▶ **INSTRUCTION**
Copy out all of the data below with no alterations.

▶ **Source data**
■ ■ ■ ■ ■

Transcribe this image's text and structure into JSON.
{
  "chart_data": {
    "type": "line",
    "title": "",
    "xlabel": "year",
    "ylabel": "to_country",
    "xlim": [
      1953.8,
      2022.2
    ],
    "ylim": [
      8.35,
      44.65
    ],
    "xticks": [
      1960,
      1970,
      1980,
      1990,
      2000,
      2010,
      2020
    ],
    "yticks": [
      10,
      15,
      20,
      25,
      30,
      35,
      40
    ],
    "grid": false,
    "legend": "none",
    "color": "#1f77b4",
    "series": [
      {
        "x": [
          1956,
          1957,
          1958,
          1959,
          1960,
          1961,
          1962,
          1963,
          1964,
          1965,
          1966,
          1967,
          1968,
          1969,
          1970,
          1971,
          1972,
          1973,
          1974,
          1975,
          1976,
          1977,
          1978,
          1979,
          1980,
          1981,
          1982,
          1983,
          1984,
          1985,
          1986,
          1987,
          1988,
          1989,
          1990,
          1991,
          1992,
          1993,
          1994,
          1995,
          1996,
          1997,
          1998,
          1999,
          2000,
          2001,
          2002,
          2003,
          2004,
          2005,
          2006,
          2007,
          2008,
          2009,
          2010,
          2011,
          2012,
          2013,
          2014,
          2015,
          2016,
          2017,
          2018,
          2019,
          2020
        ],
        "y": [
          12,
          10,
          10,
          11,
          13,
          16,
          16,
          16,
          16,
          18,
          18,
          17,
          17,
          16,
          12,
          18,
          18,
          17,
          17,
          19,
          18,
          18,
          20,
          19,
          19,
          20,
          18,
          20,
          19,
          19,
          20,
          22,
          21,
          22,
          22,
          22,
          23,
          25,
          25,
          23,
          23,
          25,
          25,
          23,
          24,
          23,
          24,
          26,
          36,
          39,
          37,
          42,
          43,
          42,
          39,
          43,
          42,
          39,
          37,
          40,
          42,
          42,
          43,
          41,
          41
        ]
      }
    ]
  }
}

■ ■ ■ ■ ■

▶ **FINISHED EXERCISE**
Transcribe this image's text and structure into JSON.
{
  "chart_data": {
    "type": "line",
    "title": "",
    "xlabel": "year",
    "ylabel": "to_country",
    "xlim": [
      1953.8,
      2022.2
    ],
    "ylim": [
      8.35,
      44.65
    ],
    "xticks": [
      1960,
      1970,
      1980,
      1990,
      2000,
      2010,
      2020
    ],
    "yticks": [
      10,
      15,
      20,
      25,
      30,
      35,
      40
    ],
    "grid": false,
    "legend": "none",
    "color": "#1f77b4",
    "series": [
      {
        "x": [
          1956,
          1957,
          1958,
          1959,
          1960,
          1961,
          1962,
          1963,
          1964,
          1965,
          1966,
          1967,
          1968,
          1969,
          1970,
          1971,
          1972,
          1973,
          1974,
          1975,
          1976,
          1977,
          1978,
          1979,
          1980,
          1981,
          1982,
          1983,
          1984,
          1985,
          1986,
          1987,
          1988,
          1989,
          1990,
          1991,
          1992,
          1993,
          1994,
          1995,
          1996,
          1997,
          1998,
          1999,
          2000,
          2001,
          2002,
          2003,
          2004,
          2005,
          2006,
          2007,
          2008,
          2009,
          2010,
          2011,
          2012,
          2013,
          2014,
          2015,
          2016,
          2017,
          2018,
          2019,
          2020
        ],
        "y": [
          12,
          10,
          10,
          11,
          13,
          16,
          16,
          16,
          16,
          18,
          18,
          17,
          17,
          16,
          12,
          18,
          18,
          17,
          17,
          19,
          18,
          18,
          20,
          19,
          19,
          20,
          18,
          20,
          19,
          19,
          20,
          22,
          21,
          22,
          22,
          22,
          23,
          25,
          25,
          23,
          23,
          25,
          25,
          23,
          24,
          23,
          24,
          26,
          36,
          39,
          37,
          42,
          43,
          42,
          39,
          43,
          42,
          39,
          37,
          40,
          42,
          42,
          43,
          41,
          41
        ]
      }
    ]
  }
}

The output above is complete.